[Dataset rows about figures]
====

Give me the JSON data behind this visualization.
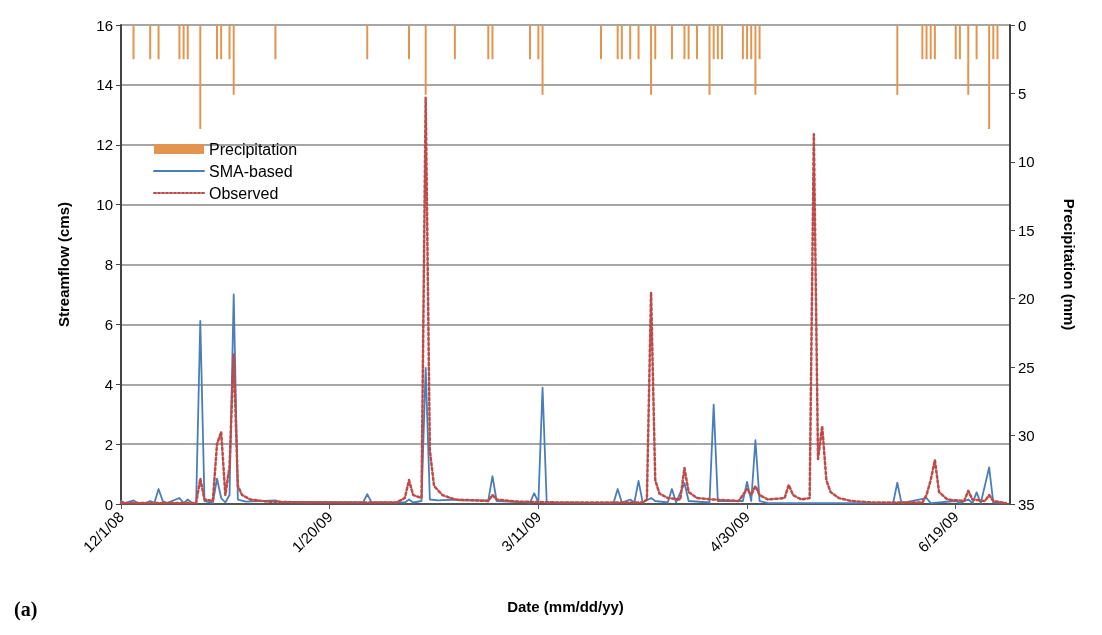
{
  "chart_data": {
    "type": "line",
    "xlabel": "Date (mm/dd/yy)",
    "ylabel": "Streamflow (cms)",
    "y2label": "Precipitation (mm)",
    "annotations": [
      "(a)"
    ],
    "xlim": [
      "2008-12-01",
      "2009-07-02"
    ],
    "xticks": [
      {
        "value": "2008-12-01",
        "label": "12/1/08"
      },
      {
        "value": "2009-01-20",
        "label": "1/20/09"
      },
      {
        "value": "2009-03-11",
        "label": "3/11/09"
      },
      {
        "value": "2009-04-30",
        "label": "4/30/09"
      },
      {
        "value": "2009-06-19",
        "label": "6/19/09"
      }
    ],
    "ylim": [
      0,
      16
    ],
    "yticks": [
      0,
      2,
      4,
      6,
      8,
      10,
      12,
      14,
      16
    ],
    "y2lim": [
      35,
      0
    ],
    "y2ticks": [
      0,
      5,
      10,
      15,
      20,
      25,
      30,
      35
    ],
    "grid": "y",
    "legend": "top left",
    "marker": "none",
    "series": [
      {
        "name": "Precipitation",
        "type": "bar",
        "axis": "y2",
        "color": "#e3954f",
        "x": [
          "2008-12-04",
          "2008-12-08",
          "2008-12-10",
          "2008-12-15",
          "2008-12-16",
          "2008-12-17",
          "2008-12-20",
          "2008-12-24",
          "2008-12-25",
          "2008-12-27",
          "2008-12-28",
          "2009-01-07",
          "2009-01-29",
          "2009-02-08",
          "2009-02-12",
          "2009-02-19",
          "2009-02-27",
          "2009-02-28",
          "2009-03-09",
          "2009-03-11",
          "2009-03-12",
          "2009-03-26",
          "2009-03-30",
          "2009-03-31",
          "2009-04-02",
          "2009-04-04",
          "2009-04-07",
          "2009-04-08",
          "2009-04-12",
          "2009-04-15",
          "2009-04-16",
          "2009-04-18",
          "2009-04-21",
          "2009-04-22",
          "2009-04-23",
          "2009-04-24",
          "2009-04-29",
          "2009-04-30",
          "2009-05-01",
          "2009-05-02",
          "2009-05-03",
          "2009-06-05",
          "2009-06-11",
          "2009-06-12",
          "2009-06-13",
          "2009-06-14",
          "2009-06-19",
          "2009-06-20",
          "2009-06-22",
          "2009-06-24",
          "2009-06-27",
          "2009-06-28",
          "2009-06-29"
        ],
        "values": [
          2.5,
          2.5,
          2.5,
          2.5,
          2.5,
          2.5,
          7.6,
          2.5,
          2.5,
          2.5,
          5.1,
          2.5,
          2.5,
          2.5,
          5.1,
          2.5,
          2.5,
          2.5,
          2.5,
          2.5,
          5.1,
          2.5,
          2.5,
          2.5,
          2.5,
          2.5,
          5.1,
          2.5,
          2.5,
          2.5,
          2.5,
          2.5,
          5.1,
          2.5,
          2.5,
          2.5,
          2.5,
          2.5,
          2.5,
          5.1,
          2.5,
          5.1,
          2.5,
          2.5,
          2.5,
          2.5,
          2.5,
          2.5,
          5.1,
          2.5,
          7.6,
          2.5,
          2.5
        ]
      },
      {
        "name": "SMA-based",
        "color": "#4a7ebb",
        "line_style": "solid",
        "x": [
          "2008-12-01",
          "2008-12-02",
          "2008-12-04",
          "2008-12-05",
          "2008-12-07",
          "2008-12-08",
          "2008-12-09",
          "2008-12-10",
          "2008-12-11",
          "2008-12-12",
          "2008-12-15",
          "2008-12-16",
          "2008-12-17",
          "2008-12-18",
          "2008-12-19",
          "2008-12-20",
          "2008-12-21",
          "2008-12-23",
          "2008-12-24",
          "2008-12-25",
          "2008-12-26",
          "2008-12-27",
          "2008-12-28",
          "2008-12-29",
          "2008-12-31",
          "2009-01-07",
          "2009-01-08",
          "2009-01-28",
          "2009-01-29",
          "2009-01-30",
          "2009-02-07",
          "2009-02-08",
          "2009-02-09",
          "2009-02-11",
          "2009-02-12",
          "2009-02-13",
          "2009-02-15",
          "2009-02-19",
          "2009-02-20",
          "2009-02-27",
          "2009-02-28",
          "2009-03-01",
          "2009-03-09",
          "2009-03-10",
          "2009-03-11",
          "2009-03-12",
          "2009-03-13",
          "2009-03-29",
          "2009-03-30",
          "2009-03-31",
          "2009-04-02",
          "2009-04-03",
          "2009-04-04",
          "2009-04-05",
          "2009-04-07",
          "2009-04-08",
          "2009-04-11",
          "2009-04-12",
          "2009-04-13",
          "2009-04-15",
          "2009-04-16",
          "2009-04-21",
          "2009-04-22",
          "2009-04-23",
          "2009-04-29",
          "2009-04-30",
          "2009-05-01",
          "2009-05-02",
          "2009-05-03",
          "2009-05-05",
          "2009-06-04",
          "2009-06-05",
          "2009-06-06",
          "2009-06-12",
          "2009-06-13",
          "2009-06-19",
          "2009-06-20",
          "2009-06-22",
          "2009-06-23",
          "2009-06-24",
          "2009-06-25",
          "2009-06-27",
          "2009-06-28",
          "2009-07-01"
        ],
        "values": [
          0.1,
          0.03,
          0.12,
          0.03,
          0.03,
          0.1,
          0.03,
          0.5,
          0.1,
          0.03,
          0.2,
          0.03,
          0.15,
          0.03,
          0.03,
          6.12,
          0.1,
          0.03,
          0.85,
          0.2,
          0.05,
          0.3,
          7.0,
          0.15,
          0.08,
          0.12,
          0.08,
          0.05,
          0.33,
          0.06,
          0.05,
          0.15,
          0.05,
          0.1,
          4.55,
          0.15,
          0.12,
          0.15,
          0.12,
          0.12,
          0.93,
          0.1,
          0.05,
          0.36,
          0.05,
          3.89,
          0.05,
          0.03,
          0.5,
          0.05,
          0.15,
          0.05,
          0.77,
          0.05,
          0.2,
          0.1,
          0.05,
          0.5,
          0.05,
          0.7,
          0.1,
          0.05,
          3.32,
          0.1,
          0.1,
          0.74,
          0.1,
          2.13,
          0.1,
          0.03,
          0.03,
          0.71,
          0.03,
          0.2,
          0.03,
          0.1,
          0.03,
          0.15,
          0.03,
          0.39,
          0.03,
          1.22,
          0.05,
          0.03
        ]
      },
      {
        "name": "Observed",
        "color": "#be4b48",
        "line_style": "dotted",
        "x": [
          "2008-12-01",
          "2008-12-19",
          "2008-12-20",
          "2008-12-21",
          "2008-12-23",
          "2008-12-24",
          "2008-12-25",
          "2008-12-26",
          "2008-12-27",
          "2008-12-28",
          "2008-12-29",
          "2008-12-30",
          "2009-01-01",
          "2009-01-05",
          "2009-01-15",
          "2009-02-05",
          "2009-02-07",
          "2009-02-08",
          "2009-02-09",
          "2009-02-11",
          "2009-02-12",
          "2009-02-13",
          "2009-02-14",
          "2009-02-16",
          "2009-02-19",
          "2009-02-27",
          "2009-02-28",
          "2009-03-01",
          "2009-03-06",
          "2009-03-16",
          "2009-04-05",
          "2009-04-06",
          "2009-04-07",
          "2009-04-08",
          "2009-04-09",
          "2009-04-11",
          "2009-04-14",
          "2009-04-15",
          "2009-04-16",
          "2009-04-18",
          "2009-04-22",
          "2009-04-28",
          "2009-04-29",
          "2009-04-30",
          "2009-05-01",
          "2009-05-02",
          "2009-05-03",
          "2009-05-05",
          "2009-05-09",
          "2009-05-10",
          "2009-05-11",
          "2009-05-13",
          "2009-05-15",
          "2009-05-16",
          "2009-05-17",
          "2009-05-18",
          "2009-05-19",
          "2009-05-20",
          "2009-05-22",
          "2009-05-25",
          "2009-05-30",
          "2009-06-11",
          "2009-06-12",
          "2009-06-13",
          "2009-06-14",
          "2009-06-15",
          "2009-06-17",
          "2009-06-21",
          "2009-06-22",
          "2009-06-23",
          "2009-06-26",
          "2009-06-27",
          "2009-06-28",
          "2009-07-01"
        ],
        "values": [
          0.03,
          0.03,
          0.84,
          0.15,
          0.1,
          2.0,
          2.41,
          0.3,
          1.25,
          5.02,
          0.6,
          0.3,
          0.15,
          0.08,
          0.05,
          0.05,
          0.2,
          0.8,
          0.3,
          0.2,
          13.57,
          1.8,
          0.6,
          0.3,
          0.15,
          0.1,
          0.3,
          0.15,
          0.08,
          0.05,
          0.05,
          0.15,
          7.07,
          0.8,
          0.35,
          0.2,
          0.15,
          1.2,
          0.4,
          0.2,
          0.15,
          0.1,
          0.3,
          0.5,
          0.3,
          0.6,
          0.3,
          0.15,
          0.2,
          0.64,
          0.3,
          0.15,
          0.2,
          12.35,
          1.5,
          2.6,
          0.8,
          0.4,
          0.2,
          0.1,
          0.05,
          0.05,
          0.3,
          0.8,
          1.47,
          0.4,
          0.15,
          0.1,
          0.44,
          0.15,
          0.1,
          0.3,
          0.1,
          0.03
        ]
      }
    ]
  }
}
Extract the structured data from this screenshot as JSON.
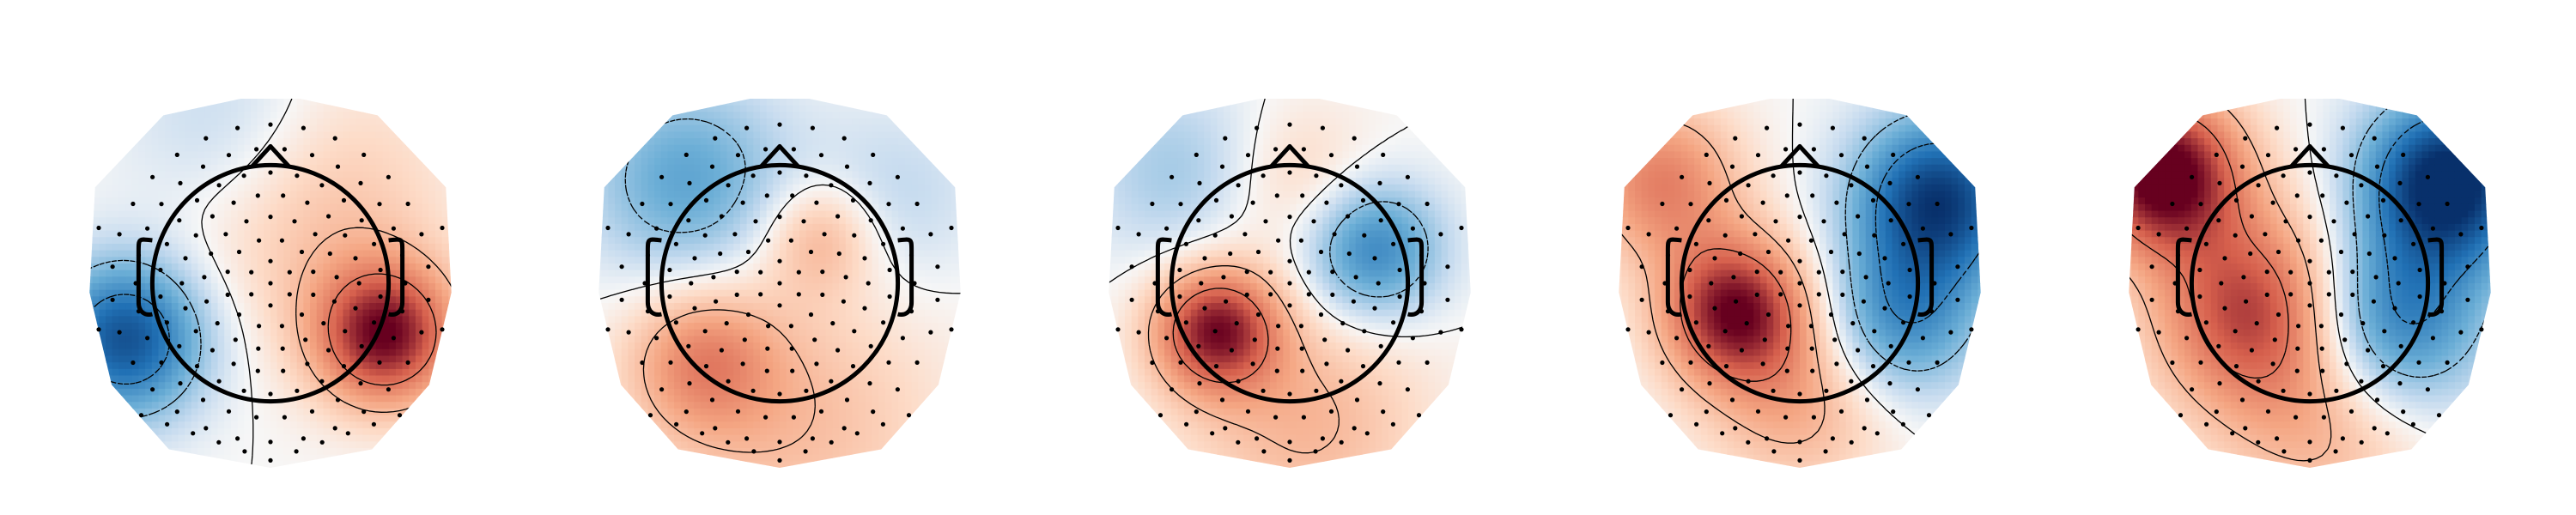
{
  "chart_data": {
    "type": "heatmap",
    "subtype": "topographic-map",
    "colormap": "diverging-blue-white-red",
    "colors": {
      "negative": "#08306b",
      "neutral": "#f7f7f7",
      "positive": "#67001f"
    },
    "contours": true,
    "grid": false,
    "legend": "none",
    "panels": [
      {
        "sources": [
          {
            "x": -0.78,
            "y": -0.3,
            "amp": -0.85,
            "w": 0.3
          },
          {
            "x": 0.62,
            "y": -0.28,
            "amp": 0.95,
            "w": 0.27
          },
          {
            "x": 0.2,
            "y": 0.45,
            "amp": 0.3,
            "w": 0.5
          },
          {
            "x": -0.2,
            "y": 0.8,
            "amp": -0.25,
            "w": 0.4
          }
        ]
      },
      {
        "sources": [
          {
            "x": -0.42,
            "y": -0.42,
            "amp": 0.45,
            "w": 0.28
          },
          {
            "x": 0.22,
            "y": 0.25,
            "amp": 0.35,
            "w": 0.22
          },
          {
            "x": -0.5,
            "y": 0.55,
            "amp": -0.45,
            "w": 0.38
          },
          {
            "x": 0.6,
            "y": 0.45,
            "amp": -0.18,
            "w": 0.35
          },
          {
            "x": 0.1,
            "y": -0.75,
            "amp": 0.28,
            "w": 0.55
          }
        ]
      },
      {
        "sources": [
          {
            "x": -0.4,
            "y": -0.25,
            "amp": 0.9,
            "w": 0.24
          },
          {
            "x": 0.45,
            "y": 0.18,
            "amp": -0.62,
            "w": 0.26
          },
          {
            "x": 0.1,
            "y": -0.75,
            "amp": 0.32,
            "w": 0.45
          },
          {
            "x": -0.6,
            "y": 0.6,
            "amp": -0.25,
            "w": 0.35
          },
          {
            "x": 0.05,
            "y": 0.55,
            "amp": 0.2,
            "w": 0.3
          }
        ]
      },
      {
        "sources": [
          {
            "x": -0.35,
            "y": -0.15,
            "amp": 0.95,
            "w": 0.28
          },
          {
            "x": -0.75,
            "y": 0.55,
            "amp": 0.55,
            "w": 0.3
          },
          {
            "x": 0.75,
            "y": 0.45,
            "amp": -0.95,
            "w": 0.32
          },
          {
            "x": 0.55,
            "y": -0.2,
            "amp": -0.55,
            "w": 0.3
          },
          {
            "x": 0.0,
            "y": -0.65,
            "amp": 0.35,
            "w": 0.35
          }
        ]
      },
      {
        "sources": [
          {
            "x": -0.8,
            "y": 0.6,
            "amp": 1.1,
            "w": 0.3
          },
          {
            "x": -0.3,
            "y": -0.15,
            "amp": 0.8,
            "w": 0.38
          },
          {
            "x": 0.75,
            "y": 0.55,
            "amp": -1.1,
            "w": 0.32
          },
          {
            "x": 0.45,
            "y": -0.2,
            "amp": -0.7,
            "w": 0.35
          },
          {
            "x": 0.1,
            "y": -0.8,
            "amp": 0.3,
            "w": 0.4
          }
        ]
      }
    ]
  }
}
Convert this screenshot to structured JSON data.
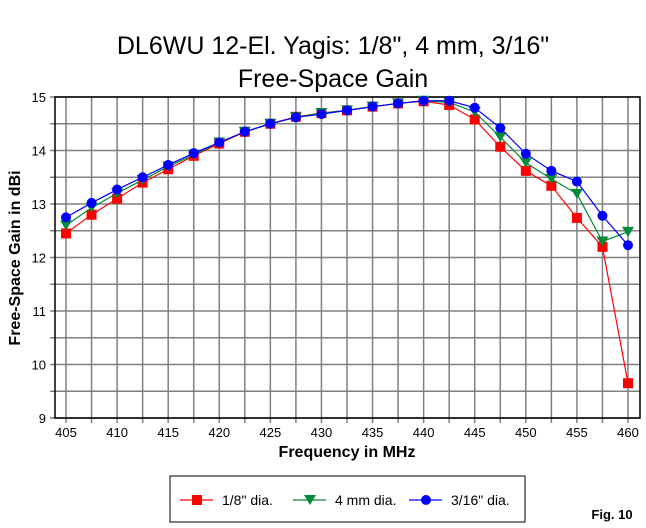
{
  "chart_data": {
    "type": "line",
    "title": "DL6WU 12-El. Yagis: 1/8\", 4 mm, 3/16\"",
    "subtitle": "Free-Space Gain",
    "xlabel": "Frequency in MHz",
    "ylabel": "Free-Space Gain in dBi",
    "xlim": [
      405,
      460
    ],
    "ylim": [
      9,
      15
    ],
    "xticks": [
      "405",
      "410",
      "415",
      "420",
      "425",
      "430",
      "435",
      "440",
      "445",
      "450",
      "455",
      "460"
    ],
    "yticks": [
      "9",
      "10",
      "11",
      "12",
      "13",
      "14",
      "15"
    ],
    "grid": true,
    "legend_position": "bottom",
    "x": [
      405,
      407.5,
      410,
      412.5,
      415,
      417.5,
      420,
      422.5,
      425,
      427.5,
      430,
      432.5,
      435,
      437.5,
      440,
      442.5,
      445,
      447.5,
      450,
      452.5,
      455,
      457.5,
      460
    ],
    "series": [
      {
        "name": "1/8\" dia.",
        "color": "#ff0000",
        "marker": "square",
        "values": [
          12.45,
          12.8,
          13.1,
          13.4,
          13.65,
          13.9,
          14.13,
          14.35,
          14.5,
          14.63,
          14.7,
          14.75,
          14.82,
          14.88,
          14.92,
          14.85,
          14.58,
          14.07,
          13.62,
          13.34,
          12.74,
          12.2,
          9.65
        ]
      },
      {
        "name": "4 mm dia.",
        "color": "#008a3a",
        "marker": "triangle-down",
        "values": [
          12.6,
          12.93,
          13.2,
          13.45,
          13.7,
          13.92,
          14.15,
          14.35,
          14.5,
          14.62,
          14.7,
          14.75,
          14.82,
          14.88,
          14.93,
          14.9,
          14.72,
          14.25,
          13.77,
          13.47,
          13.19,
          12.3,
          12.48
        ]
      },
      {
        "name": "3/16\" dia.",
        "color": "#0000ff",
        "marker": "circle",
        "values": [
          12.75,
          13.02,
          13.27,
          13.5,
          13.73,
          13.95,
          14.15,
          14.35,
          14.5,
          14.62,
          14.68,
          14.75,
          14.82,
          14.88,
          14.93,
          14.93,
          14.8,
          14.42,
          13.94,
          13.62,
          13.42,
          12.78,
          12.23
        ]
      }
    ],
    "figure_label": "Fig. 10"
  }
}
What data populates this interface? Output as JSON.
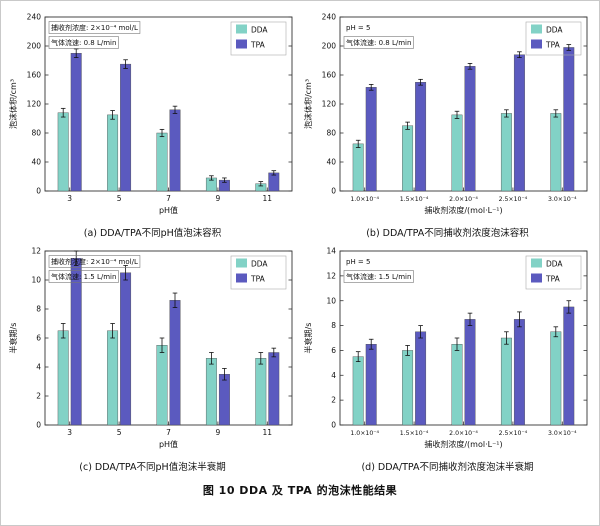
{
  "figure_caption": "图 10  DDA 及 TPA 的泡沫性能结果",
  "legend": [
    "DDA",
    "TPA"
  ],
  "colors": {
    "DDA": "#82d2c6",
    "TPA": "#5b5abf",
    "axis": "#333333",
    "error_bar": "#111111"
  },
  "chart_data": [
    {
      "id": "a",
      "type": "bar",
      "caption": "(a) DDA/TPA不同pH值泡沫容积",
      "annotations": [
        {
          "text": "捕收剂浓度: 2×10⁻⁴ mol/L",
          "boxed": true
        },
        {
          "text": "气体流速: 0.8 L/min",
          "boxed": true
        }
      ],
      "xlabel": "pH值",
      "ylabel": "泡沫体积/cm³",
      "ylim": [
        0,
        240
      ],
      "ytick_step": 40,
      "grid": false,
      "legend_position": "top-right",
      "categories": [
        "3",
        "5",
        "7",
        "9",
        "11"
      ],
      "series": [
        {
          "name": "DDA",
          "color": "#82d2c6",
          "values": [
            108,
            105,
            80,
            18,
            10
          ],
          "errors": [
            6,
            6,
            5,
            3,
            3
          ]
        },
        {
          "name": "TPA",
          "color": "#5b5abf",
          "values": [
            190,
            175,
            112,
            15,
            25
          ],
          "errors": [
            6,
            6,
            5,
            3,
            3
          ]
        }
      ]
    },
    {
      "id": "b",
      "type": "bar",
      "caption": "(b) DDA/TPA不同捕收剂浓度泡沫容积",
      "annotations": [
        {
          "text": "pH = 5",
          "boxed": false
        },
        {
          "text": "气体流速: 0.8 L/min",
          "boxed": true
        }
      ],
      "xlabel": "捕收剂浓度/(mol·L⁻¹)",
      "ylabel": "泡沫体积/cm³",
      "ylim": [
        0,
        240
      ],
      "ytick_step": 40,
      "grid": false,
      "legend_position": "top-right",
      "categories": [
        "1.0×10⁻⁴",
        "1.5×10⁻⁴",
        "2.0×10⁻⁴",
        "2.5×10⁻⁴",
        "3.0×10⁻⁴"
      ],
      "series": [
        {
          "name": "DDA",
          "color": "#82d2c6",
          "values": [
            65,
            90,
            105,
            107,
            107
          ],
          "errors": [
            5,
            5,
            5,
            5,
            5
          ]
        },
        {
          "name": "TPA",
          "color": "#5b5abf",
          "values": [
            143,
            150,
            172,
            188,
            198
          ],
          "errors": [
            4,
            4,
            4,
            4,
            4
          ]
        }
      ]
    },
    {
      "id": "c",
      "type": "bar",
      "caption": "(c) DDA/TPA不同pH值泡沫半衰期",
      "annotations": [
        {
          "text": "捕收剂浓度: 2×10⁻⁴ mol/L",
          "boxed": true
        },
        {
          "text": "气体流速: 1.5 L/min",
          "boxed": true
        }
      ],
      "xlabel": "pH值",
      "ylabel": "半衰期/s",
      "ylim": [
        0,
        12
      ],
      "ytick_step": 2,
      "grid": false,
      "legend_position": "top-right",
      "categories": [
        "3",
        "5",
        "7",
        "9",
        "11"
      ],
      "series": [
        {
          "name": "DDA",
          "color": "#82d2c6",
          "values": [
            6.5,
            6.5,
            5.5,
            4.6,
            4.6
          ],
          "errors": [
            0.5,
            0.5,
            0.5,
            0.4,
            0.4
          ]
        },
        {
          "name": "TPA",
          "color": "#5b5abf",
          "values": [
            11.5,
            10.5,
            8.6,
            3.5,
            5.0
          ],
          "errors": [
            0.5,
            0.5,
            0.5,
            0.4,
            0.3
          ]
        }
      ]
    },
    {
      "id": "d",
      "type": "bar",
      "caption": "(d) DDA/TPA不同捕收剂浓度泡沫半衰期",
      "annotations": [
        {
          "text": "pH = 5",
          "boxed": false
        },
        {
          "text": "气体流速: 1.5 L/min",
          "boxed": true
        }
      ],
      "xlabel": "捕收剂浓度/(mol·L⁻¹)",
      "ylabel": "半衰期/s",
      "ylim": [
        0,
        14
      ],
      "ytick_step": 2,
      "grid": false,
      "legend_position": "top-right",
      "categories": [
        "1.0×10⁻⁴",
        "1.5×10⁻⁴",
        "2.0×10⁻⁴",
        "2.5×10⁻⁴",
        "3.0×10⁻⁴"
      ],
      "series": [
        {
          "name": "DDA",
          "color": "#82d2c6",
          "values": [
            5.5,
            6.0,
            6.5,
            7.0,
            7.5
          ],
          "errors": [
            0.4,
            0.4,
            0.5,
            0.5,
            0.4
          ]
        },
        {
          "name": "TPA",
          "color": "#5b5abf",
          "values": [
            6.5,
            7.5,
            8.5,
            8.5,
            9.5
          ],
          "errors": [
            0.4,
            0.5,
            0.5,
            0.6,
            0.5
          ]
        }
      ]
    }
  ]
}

====

**What to produce**: Extract every line containing the string "structured" from the data above.

**Completed exercise**:
Extract the structured data from this screenshot as JSON.
Convert this screenshot to structured JSON data.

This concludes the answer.